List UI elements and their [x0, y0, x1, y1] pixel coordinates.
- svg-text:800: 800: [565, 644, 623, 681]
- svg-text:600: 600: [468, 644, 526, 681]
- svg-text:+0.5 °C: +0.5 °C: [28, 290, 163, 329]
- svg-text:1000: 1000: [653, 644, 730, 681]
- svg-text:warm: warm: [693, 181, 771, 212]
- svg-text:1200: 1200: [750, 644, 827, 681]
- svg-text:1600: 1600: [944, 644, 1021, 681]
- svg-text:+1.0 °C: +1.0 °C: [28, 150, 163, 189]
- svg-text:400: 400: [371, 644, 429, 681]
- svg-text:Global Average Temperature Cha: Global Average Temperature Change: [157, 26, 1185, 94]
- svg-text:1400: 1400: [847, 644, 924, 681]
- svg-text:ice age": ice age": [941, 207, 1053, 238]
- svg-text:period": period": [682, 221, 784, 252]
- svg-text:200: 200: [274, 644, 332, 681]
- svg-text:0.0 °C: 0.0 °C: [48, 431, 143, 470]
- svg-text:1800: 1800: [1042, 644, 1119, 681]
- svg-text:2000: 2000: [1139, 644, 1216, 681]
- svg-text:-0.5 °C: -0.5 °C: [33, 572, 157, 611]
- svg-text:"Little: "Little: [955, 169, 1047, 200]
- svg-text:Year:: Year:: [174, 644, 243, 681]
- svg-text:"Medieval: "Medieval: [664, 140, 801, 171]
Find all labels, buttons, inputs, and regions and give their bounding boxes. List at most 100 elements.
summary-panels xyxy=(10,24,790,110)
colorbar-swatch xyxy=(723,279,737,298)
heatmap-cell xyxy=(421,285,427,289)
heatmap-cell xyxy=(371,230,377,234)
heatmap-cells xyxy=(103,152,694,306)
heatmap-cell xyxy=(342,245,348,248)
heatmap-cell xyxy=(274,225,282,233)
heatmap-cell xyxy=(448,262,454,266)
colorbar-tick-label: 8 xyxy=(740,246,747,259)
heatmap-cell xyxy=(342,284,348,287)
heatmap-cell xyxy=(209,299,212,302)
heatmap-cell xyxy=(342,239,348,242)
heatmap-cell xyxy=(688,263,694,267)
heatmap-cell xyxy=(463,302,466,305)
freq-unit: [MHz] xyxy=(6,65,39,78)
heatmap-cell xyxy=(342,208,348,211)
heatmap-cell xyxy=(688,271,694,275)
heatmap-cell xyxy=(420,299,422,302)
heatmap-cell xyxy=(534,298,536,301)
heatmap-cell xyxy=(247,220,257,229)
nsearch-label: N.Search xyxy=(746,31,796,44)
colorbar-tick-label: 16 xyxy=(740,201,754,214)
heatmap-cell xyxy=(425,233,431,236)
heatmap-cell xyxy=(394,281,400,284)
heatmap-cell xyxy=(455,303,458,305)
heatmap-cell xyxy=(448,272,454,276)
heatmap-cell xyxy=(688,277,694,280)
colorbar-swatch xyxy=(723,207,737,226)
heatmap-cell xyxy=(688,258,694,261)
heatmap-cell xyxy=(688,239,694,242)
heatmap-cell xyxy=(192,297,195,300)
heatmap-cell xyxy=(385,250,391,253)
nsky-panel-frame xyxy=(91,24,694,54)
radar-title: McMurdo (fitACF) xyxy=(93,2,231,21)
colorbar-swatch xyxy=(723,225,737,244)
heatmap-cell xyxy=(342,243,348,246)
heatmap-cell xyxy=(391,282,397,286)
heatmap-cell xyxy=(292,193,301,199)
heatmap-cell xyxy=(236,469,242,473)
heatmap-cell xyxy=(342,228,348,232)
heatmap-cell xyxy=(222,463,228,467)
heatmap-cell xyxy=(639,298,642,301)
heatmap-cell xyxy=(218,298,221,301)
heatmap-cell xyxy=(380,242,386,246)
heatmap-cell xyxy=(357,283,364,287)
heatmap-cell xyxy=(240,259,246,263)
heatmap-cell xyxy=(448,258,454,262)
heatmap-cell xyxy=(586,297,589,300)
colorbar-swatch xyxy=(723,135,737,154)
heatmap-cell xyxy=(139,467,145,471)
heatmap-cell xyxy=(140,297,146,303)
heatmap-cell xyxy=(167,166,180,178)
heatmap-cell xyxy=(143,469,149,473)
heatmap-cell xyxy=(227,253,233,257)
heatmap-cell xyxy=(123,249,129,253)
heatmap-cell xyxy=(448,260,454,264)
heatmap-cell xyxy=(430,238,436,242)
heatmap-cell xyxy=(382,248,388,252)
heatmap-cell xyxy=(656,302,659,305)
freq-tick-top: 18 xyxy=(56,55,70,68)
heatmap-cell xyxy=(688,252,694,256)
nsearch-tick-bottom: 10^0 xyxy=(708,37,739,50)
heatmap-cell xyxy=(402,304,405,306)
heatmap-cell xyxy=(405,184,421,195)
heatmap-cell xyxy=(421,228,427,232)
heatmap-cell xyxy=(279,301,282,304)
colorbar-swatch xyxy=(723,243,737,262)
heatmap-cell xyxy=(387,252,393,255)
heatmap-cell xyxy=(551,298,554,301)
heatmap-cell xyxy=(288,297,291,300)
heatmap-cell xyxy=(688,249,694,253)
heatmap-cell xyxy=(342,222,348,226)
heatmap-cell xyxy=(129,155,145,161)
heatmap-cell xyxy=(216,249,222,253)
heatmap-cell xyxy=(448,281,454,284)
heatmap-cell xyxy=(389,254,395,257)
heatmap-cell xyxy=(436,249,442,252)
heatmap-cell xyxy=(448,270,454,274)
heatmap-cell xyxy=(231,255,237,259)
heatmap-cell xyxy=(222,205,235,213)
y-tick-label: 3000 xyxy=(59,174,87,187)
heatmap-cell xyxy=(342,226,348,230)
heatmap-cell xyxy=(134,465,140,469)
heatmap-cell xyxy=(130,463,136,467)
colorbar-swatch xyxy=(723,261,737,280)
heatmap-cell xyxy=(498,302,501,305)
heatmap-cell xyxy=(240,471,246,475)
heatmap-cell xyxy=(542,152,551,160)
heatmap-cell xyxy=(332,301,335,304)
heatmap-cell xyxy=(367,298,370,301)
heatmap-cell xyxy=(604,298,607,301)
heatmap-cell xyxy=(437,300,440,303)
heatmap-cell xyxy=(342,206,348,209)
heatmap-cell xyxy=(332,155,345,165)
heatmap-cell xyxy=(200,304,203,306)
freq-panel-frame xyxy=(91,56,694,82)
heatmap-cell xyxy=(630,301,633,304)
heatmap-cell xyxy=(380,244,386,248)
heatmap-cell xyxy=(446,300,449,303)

_ _ _

→ Exercise instructions
Copy every line of the data above without changing anything.

→ Written reply
List UI elements and their [x0, y0, x1, y1] pixel coordinates.
- svg-text:800: 800: [565, 644, 623, 681]
- svg-text:600: 600: [468, 644, 526, 681]
- svg-text:+0.5 °C: +0.5 °C: [28, 290, 163, 329]
- svg-text:1000: 1000: [653, 644, 730, 681]
- svg-text:warm: warm: [693, 181, 771, 212]
- svg-text:1200: 1200: [750, 644, 827, 681]
- svg-text:1600: 1600: [944, 644, 1021, 681]
- svg-text:+1.0 °C: +1.0 °C: [28, 150, 163, 189]
- svg-text:400: 400: [371, 644, 429, 681]
- svg-text:Global Average Temperature Cha: Global Average Temperature Change: [157, 26, 1185, 94]
- svg-text:1400: 1400: [847, 644, 924, 681]
- svg-text:ice age": ice age": [941, 207, 1053, 238]
- svg-text:period": period": [682, 221, 784, 252]
- svg-text:200: 200: [274, 644, 332, 681]
- svg-text:0.0 °C: 0.0 °C: [48, 431, 143, 470]
- svg-text:1800: 1800: [1042, 644, 1119, 681]
- svg-text:2000: 2000: [1139, 644, 1216, 681]
- svg-text:-0.5 °C: -0.5 °C: [33, 572, 157, 611]
- svg-text:"Little: "Little: [955, 169, 1047, 200]
- svg-text:Year:: Year:: [174, 644, 243, 681]
- svg-text:"Medieval: "Medieval: [664, 140, 801, 171]
Find all labels, buttons, inputs, and regions and give their bounding boxes. List at most 100 elements.
summary-panels xyxy=(10,24,790,110)
colorbar-swatch xyxy=(723,279,737,298)
heatmap-cell xyxy=(421,285,427,289)
heatmap-cell xyxy=(371,230,377,234)
heatmap-cells xyxy=(103,152,694,306)
heatmap-cell xyxy=(342,245,348,248)
heatmap-cell xyxy=(274,225,282,233)
heatmap-cell xyxy=(448,262,454,266)
colorbar-tick-label: 8 xyxy=(740,246,747,259)
heatmap-cell xyxy=(342,284,348,287)
heatmap-cell xyxy=(209,299,212,302)
heatmap-cell xyxy=(342,239,348,242)
heatmap-cell xyxy=(688,263,694,267)
heatmap-cell xyxy=(463,302,466,305)
freq-unit: [MHz] xyxy=(6,65,39,78)
heatmap-cell xyxy=(342,208,348,211)
heatmap-cell xyxy=(688,271,694,275)
heatmap-cell xyxy=(420,299,422,302)
heatmap-cell xyxy=(534,298,536,301)
heatmap-cell xyxy=(247,220,257,229)
nsearch-label: N.Search xyxy=(746,31,796,44)
colorbar-tick-label: 16 xyxy=(740,201,754,214)
heatmap-cell xyxy=(425,233,431,236)
heatmap-cell xyxy=(394,281,400,284)
heatmap-cell xyxy=(455,303,458,305)
heatmap-cell xyxy=(448,272,454,276)
heatmap-cell xyxy=(688,277,694,280)
colorbar-swatch xyxy=(723,207,737,226)
heatmap-cell xyxy=(688,258,694,261)
heatmap-cell xyxy=(688,239,694,242)
heatmap-cell xyxy=(192,297,195,300)
heatmap-cell xyxy=(385,250,391,253)
nsky-panel-frame xyxy=(91,24,694,54)
radar-title: McMurdo (fitACF) xyxy=(93,2,231,21)
colorbar-swatch xyxy=(723,225,737,244)
heatmap-cell xyxy=(342,243,348,246)
heatmap-cell xyxy=(391,282,397,286)
heatmap-cell xyxy=(292,193,301,199)
heatmap-cell xyxy=(236,469,242,473)
heatmap-cell xyxy=(342,228,348,232)
heatmap-cell xyxy=(222,463,228,467)
heatmap-cell xyxy=(639,298,642,301)
heatmap-cell xyxy=(218,298,221,301)
heatmap-cell xyxy=(380,242,386,246)
heatmap-cell xyxy=(357,283,364,287)
heatmap-cell xyxy=(240,259,246,263)
heatmap-cell xyxy=(448,258,454,262)
heatmap-cell xyxy=(586,297,589,300)
colorbar-swatch xyxy=(723,135,737,154)
heatmap-cell xyxy=(139,467,145,471)
heatmap-cell xyxy=(140,297,146,303)
heatmap-cell xyxy=(167,166,180,178)
heatmap-cell xyxy=(143,469,149,473)
heatmap-cell xyxy=(227,253,233,257)
heatmap-cell xyxy=(123,249,129,253)
heatmap-cell xyxy=(448,260,454,264)
heatmap-cell xyxy=(430,238,436,242)
heatmap-cell xyxy=(382,248,388,252)
heatmap-cell xyxy=(656,302,659,305)
freq-tick-top: 18 xyxy=(56,55,70,68)
heatmap-cell xyxy=(688,252,694,256)
nsearch-tick-bottom: 10^0 xyxy=(708,37,739,50)
heatmap-cell xyxy=(402,304,405,306)
heatmap-cell xyxy=(405,184,421,195)
heatmap-cell xyxy=(421,228,427,232)
heatmap-cell xyxy=(279,301,282,304)
colorbar-swatch xyxy=(723,243,737,262)
heatmap-cell xyxy=(387,252,393,255)
heatmap-cell xyxy=(551,298,554,301)
heatmap-cell xyxy=(288,297,291,300)
heatmap-cell xyxy=(688,249,694,253)
heatmap-cell xyxy=(342,222,348,226)
heatmap-cell xyxy=(129,155,145,161)
heatmap-cell xyxy=(216,249,222,253)
heatmap-cell xyxy=(448,281,454,284)
heatmap-cell xyxy=(389,254,395,257)
heatmap-cell xyxy=(436,249,442,252)
heatmap-cell xyxy=(448,270,454,274)
heatmap-cell xyxy=(231,255,237,259)
heatmap-cell xyxy=(222,205,235,213)
y-tick-label: 3000 xyxy=(59,174,87,187)
heatmap-cell xyxy=(342,226,348,230)
heatmap-cell xyxy=(134,465,140,469)
heatmap-cell xyxy=(130,463,136,467)
colorbar-swatch xyxy=(723,261,737,280)
heatmap-cell xyxy=(498,302,501,305)
heatmap-cell xyxy=(240,471,246,475)
heatmap-cell xyxy=(542,152,551,160)
heatmap-cell xyxy=(332,301,335,304)
heatmap-cell xyxy=(367,298,370,301)
heatmap-cell xyxy=(604,298,607,301)
heatmap-cell xyxy=(437,300,440,303)
heatmap-cell xyxy=(342,206,348,209)
heatmap-cell xyxy=(332,155,345,165)
heatmap-cell xyxy=(200,304,203,306)
freq-panel-frame xyxy=(91,56,694,82)
heatmap-cell xyxy=(630,301,633,304)
heatmap-cell xyxy=(380,244,386,248)
heatmap-cell xyxy=(446,300,449,303)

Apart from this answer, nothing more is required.